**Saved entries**
#####
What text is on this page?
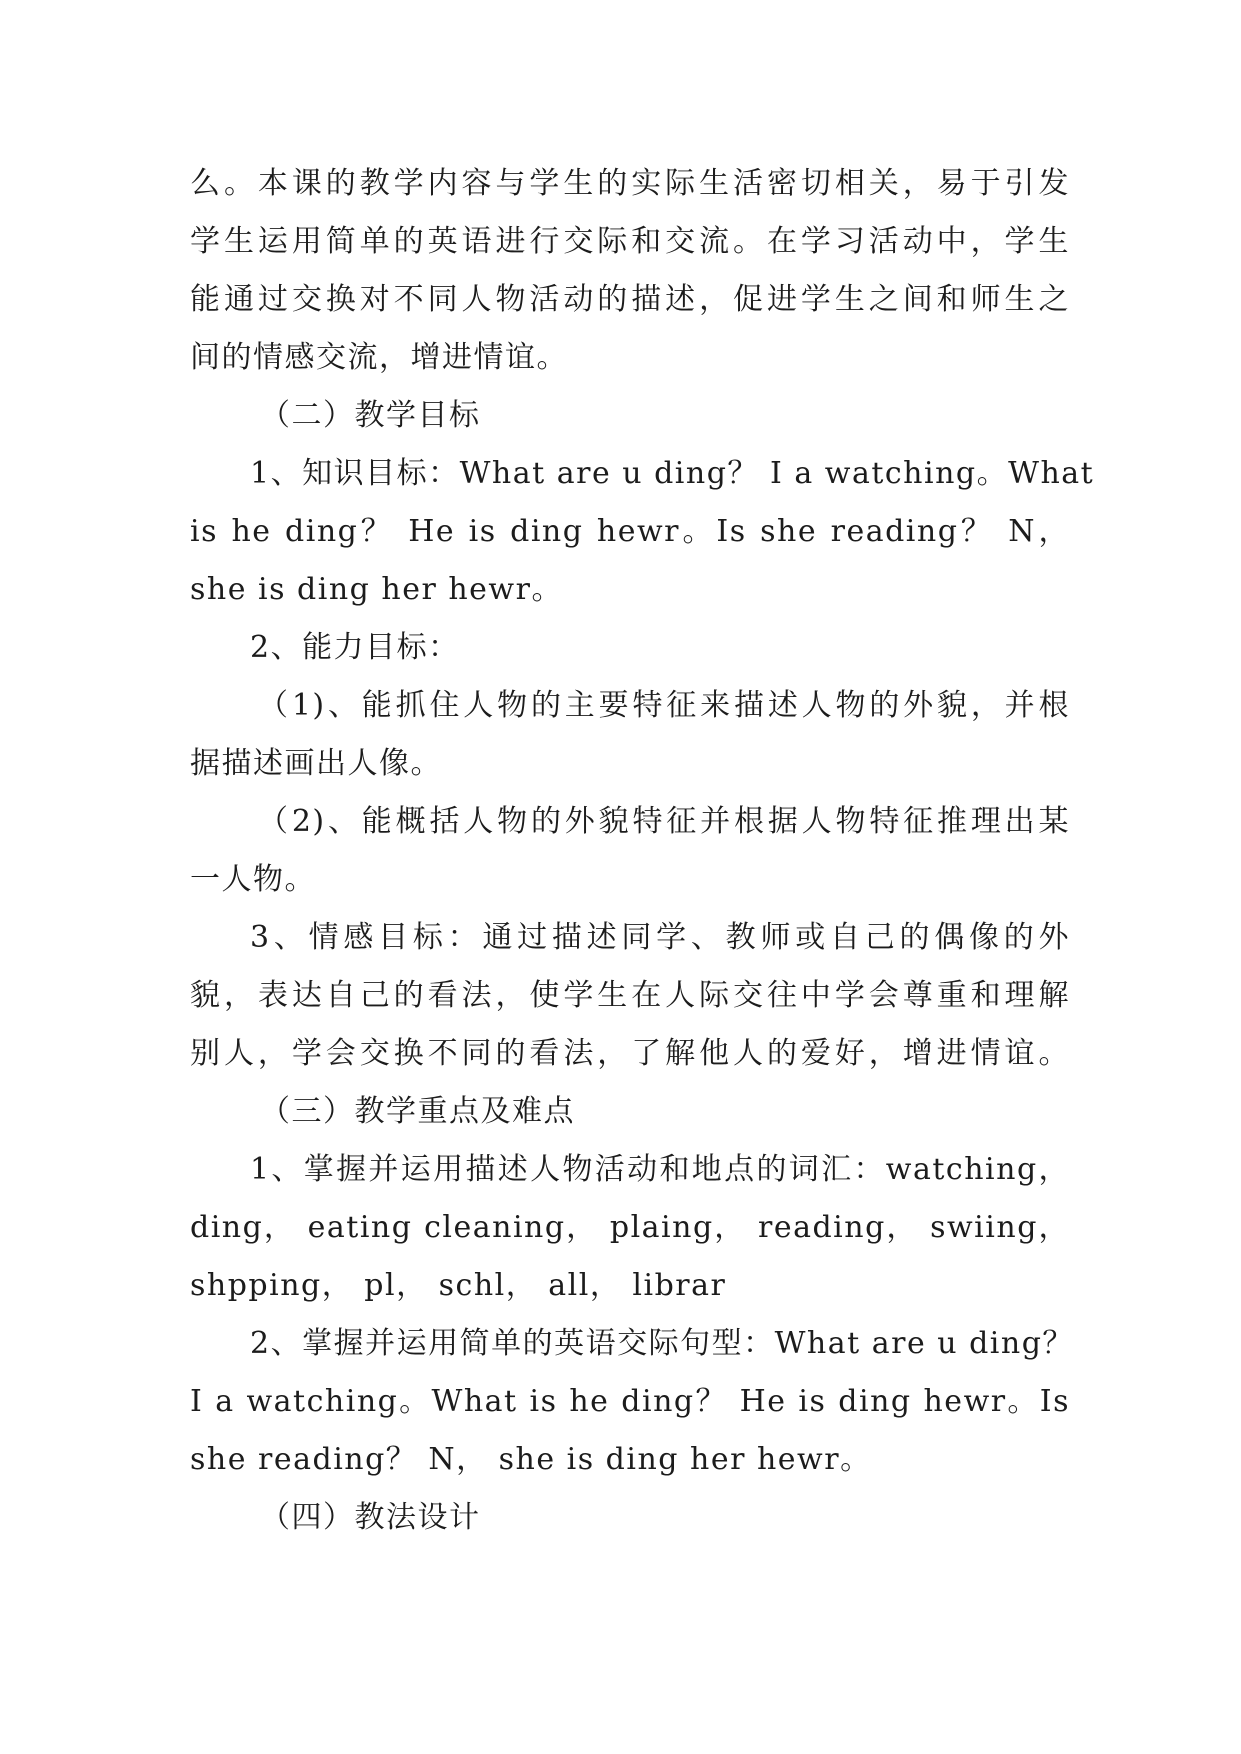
么。本课的教学内容与学生的实际生活密切相关，易于引发
学生运用简单的英语进行交际和交流。在学习活动中，学生
能通过交换对不同人物活动的描述，促进学生之间和师生之
间的情感交流，增进情谊。
（二）教学目标
1、知识目标：What are u ding？ I a watching。What
is he ding？ He is ding hewr。Is she reading？ N，
she is ding her hewr。
2、能力目标：
（1)、能抓住人物的主要特征来描述人物的外貌，并根
据描述画出人像。
（2)、能概括人物的外貌特征并根据人物特征推理出某
一人物。
3、情感目标：通过描述同学、教师或自己的偶像的外
貌，表达自己的看法，使学生在人际交往中学会尊重和理解
别人，学会交换不同的看法，了解他人的爱好，增进情谊。
（三）教学重点及难点
1、掌握并运用描述人物活动和地点的词汇：watching，
ding， eating cleaning， plaing， reading， swiing，
shpping， pl， schl， all， librar
2、掌握并运用简单的英语交际句型：What are u ding？
I a watching。What is he ding？ He is ding hewr。Is
she reading？ N， she is ding her hewr。
（四）教法设计
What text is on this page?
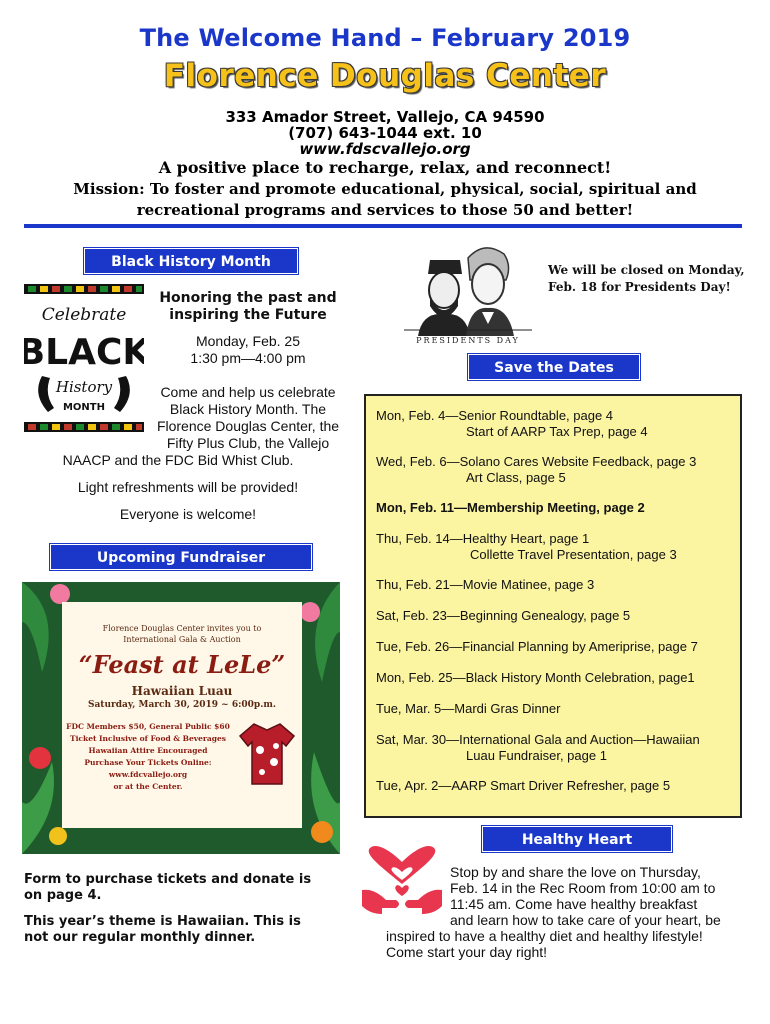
The Welcome Hand – February 2019
Florence Douglas Center
333 Amador Street, Vallejo, CA 94590
(707) 643-1044 ext. 10
www.fdscvallejo.org
A positive place to recharge, relax, and reconnect!
Mission: To foster and promote educational, physical, social, spiritual and
recreational programs and services to those 50 and better!
Black History Month
Celebrate
BLACK
History
MONTH
Honoring the past and
inspiring the Future
Monday, Feb. 25
1:30 pm—4:00 pm
Come and help us celebrate
Black History Month. The
Florence Douglas Center, the
Fifty Plus Club, the Vallejo
NAACP and the FDC Bid Whist Club.
Light refreshments will be provided!
Everyone is welcome!
PRESIDENTS DAY
We will be closed on Monday,
Feb. 18 for Presidents Day!
Save the Dates
Mon, Feb. 4—Senior Roundtable, page 4
Start of AARP Tax Prep, page 4
Wed, Feb. 6—Solano Cares Website Feedback, page 3
Art Class, page 5
Mon, Feb. 11—Membership Meeting, page 2
Thu, Feb. 14—Healthy Heart, page 1
Collette Travel Presentation, page 3
Thu, Feb. 21—Movie Matinee, page 3
Sat, Feb. 23—Beginning Genealogy, page 5
Tue, Feb. 26—Financial Planning by Ameriprise, page 7
Mon, Feb. 25—Black History Month Celebration, page1
Tue, Mar. 5—Mardi Gras Dinner
Sat, Mar. 30—International Gala and Auction—Hawaiian
Luau Fundraiser, page 1
Tue, Apr. 2—AARP Smart Driver Refresher, page 5
Upcoming Fundraiser
Florence Douglas Center invites you to
International Gala & Auction
“Feast at LeLe”
Hawaiian Luau
Saturday, March 30, 2019 ~ 6:00p.m.
FDC Members $50, General Public $60
Ticket Inclusive of Food & Beverages
Hawaiian Attire Encouraged
Purchase Your Tickets Online:
www.fdcvallejo.org
or at the Center.
Form to purchase tickets and donate is
on page 4.
This year’s theme is Hawaiian. This is
not our regular monthly dinner.
Healthy Heart
Stop by and share the love on Thursday,
Feb. 14 in the Rec Room from 10:00 am to
11:45 am. Come have healthy breakfast
and learn how to take care of your heart, be
inspired to have a healthy diet and healthy lifestyle!
Come start your day right!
#####
**WORK REQUIRED**
Isolate each line of the listing above that includes "What". Copy it.

**REPLY TO THE TASK**
What text is on this page?
1、知识目标：What are u ding？ I a watching。What
2、掌握并运用简单的英语交际句型：What are u ding？
I a watching。What is he ding？ He is ding hewr。Is
What text is on this page?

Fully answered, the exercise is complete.